§ PROBLEM STATEMENT
Retype all of the entries word for word.

§ DATASET RECORDS
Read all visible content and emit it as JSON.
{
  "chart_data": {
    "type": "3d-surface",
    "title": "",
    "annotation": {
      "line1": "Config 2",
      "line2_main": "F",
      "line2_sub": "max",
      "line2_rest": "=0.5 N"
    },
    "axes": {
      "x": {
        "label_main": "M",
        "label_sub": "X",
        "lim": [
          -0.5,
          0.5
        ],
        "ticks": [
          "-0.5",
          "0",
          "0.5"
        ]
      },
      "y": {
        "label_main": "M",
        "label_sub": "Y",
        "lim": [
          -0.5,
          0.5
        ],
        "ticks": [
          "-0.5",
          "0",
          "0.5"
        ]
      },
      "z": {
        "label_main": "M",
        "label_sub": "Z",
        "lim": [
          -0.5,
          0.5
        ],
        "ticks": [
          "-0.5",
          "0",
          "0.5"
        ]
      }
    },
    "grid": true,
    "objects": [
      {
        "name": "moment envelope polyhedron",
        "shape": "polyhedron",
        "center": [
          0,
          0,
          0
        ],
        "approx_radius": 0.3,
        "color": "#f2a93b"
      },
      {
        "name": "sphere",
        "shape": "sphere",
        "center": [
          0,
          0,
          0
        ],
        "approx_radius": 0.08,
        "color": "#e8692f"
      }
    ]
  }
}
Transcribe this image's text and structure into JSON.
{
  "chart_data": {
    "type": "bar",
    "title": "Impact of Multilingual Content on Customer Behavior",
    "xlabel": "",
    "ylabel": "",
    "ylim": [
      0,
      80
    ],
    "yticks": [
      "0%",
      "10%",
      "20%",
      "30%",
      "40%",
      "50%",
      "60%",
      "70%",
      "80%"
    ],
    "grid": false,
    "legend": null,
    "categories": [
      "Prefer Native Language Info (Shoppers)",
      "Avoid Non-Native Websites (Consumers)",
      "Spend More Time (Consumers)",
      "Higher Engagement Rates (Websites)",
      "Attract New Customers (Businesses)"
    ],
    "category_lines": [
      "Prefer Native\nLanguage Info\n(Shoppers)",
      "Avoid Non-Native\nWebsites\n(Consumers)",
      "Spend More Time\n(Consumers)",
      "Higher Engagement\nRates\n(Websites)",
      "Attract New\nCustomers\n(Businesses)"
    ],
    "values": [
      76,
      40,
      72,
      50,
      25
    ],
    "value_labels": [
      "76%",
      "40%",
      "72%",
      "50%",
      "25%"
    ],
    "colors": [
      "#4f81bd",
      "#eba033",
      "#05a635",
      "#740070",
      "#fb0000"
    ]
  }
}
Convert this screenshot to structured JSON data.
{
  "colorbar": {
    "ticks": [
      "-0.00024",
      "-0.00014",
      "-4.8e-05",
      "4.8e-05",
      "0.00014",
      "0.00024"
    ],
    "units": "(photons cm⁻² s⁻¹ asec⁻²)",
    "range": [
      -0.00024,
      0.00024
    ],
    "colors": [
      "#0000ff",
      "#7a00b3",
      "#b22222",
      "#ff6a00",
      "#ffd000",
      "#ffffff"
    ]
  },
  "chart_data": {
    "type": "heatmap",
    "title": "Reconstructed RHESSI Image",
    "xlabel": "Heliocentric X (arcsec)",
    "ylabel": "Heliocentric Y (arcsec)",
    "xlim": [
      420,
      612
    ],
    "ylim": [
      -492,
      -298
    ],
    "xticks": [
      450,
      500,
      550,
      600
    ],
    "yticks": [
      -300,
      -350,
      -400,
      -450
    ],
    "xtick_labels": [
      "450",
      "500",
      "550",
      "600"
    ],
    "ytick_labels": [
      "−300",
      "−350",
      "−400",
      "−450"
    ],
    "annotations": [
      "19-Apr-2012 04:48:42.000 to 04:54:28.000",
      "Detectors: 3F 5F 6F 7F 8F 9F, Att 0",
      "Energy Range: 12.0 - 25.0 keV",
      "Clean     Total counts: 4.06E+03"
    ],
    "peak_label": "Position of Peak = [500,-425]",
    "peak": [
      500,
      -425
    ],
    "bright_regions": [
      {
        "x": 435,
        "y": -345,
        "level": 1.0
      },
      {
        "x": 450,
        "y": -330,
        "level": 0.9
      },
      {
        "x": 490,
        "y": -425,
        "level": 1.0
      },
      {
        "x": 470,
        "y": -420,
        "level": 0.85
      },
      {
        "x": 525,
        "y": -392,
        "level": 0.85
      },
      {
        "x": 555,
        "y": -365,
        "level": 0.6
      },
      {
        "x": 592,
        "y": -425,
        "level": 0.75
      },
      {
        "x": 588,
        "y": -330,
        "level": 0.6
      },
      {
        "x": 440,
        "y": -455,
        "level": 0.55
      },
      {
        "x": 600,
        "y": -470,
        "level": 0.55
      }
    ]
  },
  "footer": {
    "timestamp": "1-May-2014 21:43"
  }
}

§ WRITTEN ANSWER
Read all visible content and emit it as JSON.
{
  "chart_data": {
    "type": "3d-surface",
    "title": "",
    "annotation": {
      "line1": "Config 2",
      "line2_main": "F",
      "line2_sub": "max",
      "line2_rest": "=0.5 N"
    },
    "axes": {
      "x": {
        "label_main": "M",
        "label_sub": "X",
        "lim": [
          -0.5,
          0.5
        ],
        "ticks": [
          "-0.5",
          "0",
          "0.5"
        ]
      },
      "y": {
        "label_main": "M",
        "label_sub": "Y",
        "lim": [
          -0.5,
          0.5
        ],
        "ticks": [
          "-0.5",
          "0",
          "0.5"
        ]
      },
      "z": {
        "label_main": "M",
        "label_sub": "Z",
        "lim": [
          -0.5,
          0.5
        ],
        "ticks": [
          "-0.5",
          "0",
          "0.5"
        ]
      }
    },
    "grid": true,
    "objects": [
      {
        "name": "moment envelope polyhedron",
        "shape": "polyhedron",
        "center": [
          0,
          0,
          0
        ],
        "approx_radius": 0.3,
        "color": "#f2a93b"
      },
      {
        "name": "sphere",
        "shape": "sphere",
        "center": [
          0,
          0,
          0
        ],
        "approx_radius": 0.08,
        "color": "#e8692f"
      }
    ]
  }
}
Transcribe this image's text and structure into JSON.
{
  "chart_data": {
    "type": "bar",
    "title": "Impact of Multilingual Content on Customer Behavior",
    "xlabel": "",
    "ylabel": "",
    "ylim": [
      0,
      80
    ],
    "yticks": [
      "0%",
      "10%",
      "20%",
      "30%",
      "40%",
      "50%",
      "60%",
      "70%",
      "80%"
    ],
    "grid": false,
    "legend": null,
    "categories": [
      "Prefer Native Language Info (Shoppers)",
      "Avoid Non-Native Websites (Consumers)",
      "Spend More Time (Consumers)",
      "Higher Engagement Rates (Websites)",
      "Attract New Customers (Businesses)"
    ],
    "category_lines": [
      "Prefer Native\nLanguage Info\n(Shoppers)",
      "Avoid Non-Native\nWebsites\n(Consumers)",
      "Spend More Time\n(Consumers)",
      "Higher Engagement\nRates\n(Websites)",
      "Attract New\nCustomers\n(Businesses)"
    ],
    "values": [
      76,
      40,
      72,
      50,
      25
    ],
    "value_labels": [
      "76%",
      "40%",
      "72%",
      "50%",
      "25%"
    ],
    "colors": [
      "#4f81bd",
      "#eba033",
      "#05a635",
      "#740070",
      "#fb0000"
    ]
  }
}
Convert this screenshot to structured JSON data.
{
  "colorbar": {
    "ticks": [
      "-0.00024",
      "-0.00014",
      "-4.8e-05",
      "4.8e-05",
      "0.00014",
      "0.00024"
    ],
    "units": "(photons cm⁻² s⁻¹ asec⁻²)",
    "range": [
      -0.00024,
      0.00024
    ],
    "colors": [
      "#0000ff",
      "#7a00b3",
      "#b22222",
      "#ff6a00",
      "#ffd000",
      "#ffffff"
    ]
  },
  "chart_data": {
    "type": "heatmap",
    "title": "Reconstructed RHESSI Image",
    "xlabel": "Heliocentric X (arcsec)",
    "ylabel": "Heliocentric Y (arcsec)",
    "xlim": [
      420,
      612
    ],
    "ylim": [
      -492,
      -298
    ],
    "xticks": [
      450,
      500,
      550,
      600
    ],
    "yticks": [
      -300,
      -350,
      -400,
      -450
    ],
    "xtick_labels": [
      "450",
      "500",
      "550",
      "600"
    ],
    "ytick_labels": [
      "−300",
      "−350",
      "−400",
      "−450"
    ],
    "annotations": [
      "19-Apr-2012 04:48:42.000 to 04:54:28.000",
      "Detectors: 3F 5F 6F 7F 8F 9F, Att 0",
      "Energy Range: 12.0 - 25.0 keV",
      "Clean     Total counts: 4.06E+03"
    ],
    "peak_label": "Position of Peak = [500,-425]",
    "peak": [
      500,
      -425
    ],
    "bright_regions": [
      {
        "x": 435,
        "y": -345,
        "level": 1.0
      },
      {
        "x": 450,
        "y": -330,
        "level": 0.9
      },
      {
        "x": 490,
        "y": -425,
        "level": 1.0
      },
      {
        "x": 470,
        "y": -420,
        "level": 0.85
      },
      {
        "x": 525,
        "y": -392,
        "level": 0.85
      },
      {
        "x": 555,
        "y": -365,
        "level": 0.6
      },
      {
        "x": 592,
        "y": -425,
        "level": 0.75
      },
      {
        "x": 588,
        "y": -330,
        "level": 0.6
      },
      {
        "x": 440,
        "y": -455,
        "level": 0.55
      },
      {
        "x": 600,
        "y": -470,
        "level": 0.55
      }
    ]
  },
  "footer": {
    "timestamp": "1-May-2014 21:43"
  }
}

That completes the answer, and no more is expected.